## Begin Source material
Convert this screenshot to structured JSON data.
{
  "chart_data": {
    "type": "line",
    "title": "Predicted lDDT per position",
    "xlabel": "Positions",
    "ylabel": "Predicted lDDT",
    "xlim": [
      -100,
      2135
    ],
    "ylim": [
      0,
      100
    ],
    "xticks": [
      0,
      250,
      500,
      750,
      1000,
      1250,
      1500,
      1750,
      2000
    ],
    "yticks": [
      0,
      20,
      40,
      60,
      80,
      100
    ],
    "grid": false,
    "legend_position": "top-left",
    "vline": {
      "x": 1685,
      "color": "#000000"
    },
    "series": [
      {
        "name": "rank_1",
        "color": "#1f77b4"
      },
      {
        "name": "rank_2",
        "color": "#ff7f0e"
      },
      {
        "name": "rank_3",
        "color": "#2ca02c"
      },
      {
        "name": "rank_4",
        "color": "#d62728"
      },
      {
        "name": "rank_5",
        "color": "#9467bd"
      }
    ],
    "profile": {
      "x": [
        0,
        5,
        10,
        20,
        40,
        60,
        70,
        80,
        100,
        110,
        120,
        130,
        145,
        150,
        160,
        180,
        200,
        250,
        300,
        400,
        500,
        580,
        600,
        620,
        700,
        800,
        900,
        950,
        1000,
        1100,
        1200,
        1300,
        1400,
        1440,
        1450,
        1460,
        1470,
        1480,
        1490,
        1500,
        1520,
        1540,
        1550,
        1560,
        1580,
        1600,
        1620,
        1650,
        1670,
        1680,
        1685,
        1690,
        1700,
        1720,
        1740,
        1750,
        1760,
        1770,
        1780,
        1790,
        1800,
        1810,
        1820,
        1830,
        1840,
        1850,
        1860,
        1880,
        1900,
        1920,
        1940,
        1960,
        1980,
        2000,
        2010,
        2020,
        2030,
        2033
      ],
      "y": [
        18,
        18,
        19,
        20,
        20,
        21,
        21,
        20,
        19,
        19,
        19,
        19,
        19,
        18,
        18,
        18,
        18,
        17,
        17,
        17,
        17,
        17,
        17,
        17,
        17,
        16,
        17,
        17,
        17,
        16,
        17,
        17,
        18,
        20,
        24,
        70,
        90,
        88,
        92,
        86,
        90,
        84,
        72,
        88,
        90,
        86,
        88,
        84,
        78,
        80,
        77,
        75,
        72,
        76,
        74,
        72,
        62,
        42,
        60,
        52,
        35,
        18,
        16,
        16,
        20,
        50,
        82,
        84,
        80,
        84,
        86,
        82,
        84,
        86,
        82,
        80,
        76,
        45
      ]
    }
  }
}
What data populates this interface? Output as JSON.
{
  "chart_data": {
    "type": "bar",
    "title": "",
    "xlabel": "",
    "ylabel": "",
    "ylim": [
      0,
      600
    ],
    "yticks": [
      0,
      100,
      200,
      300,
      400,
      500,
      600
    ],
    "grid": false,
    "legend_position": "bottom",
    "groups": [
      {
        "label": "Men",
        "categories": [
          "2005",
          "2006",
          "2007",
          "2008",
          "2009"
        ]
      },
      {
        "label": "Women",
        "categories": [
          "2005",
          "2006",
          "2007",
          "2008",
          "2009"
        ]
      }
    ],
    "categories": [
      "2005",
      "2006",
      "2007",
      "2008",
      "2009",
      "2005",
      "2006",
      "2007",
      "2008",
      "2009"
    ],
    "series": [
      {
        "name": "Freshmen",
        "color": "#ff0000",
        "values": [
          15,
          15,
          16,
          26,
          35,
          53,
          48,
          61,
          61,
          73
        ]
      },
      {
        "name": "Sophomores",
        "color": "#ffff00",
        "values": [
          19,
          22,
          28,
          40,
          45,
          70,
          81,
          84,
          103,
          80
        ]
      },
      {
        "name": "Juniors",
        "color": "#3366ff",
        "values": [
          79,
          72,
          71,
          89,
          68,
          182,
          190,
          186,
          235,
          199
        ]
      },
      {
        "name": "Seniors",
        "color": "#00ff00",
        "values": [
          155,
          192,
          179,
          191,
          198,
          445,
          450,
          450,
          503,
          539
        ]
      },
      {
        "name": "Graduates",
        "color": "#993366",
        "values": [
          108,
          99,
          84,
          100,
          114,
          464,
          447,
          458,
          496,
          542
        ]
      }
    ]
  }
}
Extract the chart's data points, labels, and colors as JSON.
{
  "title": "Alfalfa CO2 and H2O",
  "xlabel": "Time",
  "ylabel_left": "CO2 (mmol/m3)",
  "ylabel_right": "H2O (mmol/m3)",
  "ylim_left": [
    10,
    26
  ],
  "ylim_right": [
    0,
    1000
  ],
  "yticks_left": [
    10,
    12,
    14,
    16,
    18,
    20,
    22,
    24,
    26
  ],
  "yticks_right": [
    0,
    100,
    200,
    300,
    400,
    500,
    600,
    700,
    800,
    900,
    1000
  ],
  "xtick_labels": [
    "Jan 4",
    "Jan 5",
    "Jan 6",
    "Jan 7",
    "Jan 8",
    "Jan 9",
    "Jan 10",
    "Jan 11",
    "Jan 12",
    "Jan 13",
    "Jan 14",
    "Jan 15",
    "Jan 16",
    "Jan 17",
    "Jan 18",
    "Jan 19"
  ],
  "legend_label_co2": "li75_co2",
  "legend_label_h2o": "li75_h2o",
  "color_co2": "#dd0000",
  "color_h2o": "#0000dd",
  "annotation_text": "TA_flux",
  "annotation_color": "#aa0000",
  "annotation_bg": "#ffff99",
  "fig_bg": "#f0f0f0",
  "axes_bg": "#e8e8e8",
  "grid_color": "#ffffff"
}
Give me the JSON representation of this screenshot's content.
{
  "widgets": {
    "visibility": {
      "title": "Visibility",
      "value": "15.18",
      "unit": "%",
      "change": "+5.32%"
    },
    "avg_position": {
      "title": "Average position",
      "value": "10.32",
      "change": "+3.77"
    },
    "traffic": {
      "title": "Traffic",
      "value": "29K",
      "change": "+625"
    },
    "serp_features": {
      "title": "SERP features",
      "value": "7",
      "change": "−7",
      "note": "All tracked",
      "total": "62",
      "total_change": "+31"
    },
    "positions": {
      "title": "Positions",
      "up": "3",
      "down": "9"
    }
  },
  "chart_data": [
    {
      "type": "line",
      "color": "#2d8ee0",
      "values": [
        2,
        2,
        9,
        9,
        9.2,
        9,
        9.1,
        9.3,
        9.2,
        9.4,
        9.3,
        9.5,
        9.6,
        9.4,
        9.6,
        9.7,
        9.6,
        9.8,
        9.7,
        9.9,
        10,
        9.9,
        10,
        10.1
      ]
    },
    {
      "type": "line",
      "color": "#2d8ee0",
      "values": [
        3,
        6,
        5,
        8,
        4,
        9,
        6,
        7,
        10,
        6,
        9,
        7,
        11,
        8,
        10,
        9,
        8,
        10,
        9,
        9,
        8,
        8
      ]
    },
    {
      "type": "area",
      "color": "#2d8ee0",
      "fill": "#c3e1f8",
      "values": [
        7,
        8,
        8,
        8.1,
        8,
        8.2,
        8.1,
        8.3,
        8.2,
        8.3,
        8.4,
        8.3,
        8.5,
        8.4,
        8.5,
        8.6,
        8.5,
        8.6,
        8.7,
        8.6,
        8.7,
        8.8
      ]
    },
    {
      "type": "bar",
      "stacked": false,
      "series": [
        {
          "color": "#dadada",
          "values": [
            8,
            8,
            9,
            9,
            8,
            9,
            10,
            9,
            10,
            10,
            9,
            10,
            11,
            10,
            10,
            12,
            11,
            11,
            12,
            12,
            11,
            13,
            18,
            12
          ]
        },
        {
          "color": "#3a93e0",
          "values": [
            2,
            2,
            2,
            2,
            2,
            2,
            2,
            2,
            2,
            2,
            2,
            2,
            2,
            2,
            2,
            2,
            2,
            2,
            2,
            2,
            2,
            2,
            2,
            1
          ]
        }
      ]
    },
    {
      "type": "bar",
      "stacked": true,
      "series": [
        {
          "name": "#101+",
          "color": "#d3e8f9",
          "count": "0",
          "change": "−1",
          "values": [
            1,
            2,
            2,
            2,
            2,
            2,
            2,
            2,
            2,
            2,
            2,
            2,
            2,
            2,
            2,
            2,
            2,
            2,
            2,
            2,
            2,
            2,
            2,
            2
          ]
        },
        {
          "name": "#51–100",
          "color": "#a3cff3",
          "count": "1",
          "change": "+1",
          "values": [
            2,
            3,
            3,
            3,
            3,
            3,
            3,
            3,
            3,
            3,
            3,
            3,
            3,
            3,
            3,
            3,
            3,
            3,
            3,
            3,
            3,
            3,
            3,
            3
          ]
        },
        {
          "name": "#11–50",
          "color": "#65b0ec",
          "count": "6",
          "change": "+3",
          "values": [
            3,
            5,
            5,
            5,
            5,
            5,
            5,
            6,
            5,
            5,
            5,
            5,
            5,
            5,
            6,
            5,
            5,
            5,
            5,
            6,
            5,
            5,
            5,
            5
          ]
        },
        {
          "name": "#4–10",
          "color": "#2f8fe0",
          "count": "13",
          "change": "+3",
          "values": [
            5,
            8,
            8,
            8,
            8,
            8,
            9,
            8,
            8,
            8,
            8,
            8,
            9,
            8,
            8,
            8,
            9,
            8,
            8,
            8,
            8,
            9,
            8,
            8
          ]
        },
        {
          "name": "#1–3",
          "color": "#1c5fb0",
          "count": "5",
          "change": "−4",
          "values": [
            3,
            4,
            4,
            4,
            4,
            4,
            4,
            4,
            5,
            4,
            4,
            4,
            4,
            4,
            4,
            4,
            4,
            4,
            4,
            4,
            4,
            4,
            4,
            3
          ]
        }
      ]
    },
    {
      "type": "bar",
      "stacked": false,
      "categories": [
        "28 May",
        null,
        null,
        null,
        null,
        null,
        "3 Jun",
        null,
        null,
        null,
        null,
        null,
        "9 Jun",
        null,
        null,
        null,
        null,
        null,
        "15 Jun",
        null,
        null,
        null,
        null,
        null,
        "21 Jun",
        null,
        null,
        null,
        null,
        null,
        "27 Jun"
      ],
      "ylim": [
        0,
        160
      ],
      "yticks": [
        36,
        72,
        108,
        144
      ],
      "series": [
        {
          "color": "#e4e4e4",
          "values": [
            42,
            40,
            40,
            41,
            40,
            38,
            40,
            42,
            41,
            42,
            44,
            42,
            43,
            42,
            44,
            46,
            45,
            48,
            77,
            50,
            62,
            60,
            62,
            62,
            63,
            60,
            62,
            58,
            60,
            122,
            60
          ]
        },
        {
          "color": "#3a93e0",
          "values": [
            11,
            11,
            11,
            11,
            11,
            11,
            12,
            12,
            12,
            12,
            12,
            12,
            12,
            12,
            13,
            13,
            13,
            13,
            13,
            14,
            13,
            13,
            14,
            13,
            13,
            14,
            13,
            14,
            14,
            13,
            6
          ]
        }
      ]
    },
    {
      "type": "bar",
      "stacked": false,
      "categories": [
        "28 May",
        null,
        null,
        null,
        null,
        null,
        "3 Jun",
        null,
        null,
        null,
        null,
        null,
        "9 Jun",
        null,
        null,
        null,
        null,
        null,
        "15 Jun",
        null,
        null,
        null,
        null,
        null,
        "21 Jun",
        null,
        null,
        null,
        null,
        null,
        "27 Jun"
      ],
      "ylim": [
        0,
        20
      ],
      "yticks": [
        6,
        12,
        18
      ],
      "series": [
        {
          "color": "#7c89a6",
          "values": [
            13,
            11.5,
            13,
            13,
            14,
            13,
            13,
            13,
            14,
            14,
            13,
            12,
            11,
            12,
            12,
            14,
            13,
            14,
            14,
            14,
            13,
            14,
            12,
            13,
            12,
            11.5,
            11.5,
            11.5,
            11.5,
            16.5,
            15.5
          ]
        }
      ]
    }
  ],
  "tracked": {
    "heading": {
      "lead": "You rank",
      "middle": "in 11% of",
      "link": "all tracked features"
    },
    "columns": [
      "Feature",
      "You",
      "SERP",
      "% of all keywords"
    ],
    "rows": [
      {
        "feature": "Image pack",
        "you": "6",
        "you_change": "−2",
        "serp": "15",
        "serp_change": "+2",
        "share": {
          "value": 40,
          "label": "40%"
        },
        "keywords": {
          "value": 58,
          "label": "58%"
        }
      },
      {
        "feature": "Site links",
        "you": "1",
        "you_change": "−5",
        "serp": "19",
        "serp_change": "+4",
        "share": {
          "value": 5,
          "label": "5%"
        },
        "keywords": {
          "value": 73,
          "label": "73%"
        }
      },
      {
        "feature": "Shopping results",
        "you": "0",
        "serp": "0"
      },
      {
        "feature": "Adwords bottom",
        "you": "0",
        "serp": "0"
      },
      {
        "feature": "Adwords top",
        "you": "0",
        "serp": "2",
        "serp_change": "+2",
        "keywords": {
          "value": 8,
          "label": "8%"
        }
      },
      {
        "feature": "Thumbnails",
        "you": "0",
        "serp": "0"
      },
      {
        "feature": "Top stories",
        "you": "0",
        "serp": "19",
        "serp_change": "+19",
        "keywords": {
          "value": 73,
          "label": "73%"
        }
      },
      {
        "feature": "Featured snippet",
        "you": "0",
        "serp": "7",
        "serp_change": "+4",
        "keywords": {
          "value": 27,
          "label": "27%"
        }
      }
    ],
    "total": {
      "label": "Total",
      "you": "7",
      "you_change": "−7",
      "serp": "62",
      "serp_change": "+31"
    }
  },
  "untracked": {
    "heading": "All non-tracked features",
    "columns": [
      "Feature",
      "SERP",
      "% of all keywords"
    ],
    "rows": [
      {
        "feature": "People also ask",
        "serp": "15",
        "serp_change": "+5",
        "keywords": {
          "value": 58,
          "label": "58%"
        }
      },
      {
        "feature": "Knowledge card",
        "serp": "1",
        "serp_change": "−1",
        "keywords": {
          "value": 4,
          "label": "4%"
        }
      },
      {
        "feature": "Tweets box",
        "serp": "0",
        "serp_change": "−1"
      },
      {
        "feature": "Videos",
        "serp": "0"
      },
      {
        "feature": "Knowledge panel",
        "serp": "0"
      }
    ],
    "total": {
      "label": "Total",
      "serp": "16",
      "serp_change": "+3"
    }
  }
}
## End Source material
_Task requirements_
Each line of the data that includes the word "mmol" counts once; report the total and nothing more.

_Result for this task_
2